[Stored items]
^^^^^^^^

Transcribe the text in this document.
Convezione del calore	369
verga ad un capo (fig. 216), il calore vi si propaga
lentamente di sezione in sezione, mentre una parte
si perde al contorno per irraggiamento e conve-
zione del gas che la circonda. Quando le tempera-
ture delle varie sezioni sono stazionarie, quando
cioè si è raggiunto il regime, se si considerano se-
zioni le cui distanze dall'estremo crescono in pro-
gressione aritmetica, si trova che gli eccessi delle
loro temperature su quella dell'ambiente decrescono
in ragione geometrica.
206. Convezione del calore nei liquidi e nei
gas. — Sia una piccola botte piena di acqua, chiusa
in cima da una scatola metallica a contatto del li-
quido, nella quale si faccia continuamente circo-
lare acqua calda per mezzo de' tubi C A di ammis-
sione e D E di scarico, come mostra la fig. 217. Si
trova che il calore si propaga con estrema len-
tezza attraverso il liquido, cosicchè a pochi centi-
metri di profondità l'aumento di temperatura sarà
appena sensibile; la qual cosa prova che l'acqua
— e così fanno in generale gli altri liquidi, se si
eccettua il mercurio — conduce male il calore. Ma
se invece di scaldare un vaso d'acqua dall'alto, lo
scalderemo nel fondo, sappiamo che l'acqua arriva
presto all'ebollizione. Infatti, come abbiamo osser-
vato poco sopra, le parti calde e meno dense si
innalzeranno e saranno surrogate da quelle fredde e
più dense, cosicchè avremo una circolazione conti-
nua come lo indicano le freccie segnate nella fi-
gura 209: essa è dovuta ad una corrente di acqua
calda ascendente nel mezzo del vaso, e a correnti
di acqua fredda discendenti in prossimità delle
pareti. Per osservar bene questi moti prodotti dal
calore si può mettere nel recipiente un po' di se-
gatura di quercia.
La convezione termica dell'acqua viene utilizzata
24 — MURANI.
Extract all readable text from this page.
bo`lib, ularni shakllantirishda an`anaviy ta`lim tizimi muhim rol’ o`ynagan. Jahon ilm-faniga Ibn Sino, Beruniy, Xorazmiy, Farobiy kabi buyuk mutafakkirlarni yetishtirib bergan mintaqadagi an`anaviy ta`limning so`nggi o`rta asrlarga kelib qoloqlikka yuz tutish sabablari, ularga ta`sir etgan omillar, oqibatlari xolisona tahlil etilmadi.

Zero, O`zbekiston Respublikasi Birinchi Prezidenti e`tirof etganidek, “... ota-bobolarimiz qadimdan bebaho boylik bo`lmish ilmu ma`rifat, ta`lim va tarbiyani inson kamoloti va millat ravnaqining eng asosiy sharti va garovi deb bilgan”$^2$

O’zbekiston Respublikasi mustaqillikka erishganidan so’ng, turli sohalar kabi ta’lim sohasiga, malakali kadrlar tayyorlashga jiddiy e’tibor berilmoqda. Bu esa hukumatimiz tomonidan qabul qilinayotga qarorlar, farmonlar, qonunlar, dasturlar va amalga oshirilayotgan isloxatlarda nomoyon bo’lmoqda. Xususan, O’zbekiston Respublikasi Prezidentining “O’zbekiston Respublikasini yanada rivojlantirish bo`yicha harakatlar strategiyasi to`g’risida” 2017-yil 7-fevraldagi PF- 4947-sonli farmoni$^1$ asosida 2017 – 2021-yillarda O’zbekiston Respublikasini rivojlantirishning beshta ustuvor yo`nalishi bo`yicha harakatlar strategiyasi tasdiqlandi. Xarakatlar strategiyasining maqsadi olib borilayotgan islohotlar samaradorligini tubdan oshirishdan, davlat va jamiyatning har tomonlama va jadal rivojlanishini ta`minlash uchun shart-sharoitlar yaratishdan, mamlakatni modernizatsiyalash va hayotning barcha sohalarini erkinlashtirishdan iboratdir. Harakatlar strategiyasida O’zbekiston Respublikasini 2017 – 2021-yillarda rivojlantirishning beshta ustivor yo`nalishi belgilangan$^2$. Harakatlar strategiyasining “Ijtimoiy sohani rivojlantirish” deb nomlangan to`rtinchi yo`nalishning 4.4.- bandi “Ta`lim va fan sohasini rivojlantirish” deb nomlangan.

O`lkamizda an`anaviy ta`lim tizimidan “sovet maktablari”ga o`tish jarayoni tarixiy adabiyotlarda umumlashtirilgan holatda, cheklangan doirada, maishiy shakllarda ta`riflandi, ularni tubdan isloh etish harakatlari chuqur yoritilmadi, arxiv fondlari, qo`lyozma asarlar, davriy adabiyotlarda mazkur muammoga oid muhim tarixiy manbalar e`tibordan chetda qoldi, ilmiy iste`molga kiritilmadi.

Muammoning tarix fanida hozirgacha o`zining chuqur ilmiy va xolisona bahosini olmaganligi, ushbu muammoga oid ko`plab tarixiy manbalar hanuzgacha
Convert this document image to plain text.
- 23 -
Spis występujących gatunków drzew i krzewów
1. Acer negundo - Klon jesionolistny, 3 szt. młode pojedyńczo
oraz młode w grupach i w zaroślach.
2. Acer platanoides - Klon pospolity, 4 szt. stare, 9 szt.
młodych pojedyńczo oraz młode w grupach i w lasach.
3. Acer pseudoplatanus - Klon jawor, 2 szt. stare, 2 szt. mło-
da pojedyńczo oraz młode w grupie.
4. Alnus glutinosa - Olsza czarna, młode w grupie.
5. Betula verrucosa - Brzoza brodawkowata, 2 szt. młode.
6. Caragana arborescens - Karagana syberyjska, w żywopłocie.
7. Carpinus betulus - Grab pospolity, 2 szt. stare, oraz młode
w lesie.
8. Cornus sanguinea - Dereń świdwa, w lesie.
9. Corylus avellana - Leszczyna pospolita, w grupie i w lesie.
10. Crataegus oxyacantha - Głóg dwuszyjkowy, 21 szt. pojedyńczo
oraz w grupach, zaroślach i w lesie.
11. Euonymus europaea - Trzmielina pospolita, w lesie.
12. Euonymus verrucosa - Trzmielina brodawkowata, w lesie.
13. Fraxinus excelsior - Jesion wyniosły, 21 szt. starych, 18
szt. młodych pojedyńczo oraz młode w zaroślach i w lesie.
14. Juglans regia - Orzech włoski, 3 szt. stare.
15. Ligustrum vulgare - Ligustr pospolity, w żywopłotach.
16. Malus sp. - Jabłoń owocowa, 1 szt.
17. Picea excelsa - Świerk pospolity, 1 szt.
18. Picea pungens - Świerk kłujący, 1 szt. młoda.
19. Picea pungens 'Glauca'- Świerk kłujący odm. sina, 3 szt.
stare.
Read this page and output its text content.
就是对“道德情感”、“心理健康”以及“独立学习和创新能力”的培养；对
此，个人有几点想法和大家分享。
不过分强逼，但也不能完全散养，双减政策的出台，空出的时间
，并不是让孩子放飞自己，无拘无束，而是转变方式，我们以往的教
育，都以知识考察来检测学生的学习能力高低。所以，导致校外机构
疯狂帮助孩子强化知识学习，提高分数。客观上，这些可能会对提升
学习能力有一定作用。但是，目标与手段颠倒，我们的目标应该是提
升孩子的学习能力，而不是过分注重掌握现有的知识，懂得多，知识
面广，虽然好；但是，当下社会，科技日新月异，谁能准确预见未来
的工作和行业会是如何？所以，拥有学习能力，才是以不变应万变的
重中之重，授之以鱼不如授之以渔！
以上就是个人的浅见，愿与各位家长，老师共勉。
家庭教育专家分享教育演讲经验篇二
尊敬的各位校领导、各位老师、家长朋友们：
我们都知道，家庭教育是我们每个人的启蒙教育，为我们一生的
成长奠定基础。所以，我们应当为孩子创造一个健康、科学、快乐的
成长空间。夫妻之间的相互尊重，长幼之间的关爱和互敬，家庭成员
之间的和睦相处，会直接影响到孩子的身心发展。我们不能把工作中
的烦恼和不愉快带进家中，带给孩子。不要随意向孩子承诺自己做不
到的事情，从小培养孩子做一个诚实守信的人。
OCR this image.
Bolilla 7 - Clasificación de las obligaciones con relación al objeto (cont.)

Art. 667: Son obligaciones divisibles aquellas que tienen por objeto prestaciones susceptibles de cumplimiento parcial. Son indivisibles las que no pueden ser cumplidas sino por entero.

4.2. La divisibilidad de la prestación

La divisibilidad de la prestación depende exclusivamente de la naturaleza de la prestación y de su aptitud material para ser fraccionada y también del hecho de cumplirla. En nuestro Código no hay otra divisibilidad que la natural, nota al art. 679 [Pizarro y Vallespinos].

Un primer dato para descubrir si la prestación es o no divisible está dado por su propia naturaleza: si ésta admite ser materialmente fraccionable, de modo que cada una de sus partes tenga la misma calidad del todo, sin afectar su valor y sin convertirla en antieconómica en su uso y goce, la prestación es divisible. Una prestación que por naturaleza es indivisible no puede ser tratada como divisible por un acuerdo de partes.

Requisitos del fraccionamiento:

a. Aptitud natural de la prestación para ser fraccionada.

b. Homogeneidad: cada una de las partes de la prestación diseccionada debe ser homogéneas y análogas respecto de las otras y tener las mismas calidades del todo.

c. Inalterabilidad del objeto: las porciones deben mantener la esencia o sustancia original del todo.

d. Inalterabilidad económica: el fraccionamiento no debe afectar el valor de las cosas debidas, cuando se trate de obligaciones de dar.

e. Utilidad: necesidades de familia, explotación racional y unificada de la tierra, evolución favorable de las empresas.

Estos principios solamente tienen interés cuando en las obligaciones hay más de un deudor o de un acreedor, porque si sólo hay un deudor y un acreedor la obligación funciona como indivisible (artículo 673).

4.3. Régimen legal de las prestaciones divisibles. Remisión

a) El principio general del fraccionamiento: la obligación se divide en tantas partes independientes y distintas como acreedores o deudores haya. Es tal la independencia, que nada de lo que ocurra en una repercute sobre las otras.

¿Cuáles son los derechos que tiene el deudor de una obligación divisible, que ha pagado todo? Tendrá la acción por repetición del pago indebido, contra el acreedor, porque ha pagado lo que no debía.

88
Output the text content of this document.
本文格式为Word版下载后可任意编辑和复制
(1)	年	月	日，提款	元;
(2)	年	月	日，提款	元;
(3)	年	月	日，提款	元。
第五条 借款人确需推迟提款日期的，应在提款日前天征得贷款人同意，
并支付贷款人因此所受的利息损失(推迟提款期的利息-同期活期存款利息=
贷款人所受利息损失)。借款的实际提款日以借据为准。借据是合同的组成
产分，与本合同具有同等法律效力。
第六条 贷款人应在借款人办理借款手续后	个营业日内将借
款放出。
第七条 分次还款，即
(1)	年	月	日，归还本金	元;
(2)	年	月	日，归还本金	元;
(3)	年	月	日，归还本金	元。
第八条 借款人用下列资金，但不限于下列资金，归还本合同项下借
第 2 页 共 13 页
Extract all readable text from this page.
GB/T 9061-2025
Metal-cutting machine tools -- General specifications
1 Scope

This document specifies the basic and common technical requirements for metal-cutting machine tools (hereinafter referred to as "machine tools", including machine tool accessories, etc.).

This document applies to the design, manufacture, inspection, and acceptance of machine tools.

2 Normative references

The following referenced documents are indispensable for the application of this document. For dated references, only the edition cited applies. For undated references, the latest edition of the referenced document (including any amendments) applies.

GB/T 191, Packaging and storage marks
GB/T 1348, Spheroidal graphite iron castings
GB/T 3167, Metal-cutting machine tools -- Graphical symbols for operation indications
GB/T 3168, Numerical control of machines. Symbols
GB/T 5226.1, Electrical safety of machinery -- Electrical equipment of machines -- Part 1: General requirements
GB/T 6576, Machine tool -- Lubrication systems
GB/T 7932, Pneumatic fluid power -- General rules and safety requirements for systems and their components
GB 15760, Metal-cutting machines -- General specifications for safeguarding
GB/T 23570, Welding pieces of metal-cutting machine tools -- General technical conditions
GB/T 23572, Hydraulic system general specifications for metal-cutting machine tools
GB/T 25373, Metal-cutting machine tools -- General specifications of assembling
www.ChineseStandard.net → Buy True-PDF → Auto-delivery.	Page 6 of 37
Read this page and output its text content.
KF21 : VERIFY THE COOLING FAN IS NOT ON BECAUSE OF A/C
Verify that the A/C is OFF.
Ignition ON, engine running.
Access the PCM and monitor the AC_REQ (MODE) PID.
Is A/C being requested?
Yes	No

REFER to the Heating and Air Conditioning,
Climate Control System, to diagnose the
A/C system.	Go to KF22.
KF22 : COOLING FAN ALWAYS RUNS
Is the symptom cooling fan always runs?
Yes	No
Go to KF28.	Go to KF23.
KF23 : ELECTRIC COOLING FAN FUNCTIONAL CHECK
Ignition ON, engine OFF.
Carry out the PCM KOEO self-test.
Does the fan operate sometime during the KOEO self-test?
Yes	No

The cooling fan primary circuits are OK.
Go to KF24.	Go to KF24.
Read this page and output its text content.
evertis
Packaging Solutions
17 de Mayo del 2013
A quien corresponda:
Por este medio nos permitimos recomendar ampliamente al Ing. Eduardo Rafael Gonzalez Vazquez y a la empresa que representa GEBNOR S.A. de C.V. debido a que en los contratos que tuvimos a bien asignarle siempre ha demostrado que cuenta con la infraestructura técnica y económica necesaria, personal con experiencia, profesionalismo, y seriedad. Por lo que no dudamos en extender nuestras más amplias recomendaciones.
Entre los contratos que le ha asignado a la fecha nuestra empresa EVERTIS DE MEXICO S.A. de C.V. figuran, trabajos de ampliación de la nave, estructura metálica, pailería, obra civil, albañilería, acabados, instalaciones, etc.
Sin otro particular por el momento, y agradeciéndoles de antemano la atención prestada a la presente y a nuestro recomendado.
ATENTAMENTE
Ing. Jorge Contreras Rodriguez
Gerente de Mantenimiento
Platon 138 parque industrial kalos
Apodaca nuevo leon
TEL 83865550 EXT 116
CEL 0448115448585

^^^^^^^^

> **EXERCISE DESCRIPTION**
Identify the lines of the data that contain the word "kabi". Copy each of them.

> **FINAL RESULT**
bo`lib, ularni shakllantirishda an`anaviy ta`lim tizimi muhim rol’ o`ynagan. Jahon ilm-faniga Ibn Sino, Beruniy, Xorazmiy, Farobiy kabi buyuk mutafakkirlarni yetishtirib bergan mintaqadagi an`anaviy ta`limning so`nggi o`rta asrlarga kelib qoloqlikka yuz tutish sabablari, ularga ta`sir etgan omillar, oqibatlari xolisona tahlil etilmadi.
O’zbekiston Respublikasi mustaqillikka erishganidan so’ng, turli sohalar kabi ta’lim sohasiga, malakali kadrlar tayyorlashga jiddiy e’tibor berilmoqda. Bu esa hukumatimiz tomonidan qabul qilinayotga qarorlar, farmonlar, qonunlar, dasturlar va amalga oshirilayotgan isloxatlarda nomoyon bo’lmoqda. Xususan, O’zbekiston Respublikasi Prezidentining “O’zbekiston Respublikasini yanada rivojlantirish bo`yicha harakatlar strategiyasi to`g’risida” 2017-yil 7-fevraldagi PF- 4947-sonli farmoni$^1$ asosida 2017 – 2021-yillarda O’zbekiston Respublikasini rivojlantirishning beshta ustuvor yo`nalishi bo`yicha harakatlar strategiyasi tasdiqlandi. Xarakatlar strategiyasining maqsadi olib borilayotgan islohotlar samaradorligini tubdan oshirishdan, davlat va jamiyatning har tomonlama va jadal rivojlanishini ta`minlash uchun shart-sharoitlar yaratishdan, mamlakatni modernizatsiyalash va hayotning barcha sohalarini erkinlashtirishdan iboratdir. Harakatlar strategiyasida O’zbekiston Respublikasini 2017 – 2021-yillarda rivojlantirishning beshta ustivor yo`nalishi belgilangan$^2$. Harakatlar strategiyasining “Ijtimoiy sohani rivojlantirish” deb nomlangan to`rtinchi yo`nalishning 4.4.- bandi “Ta`lim va fan sohasini rivojlantirish” deb nomlangan.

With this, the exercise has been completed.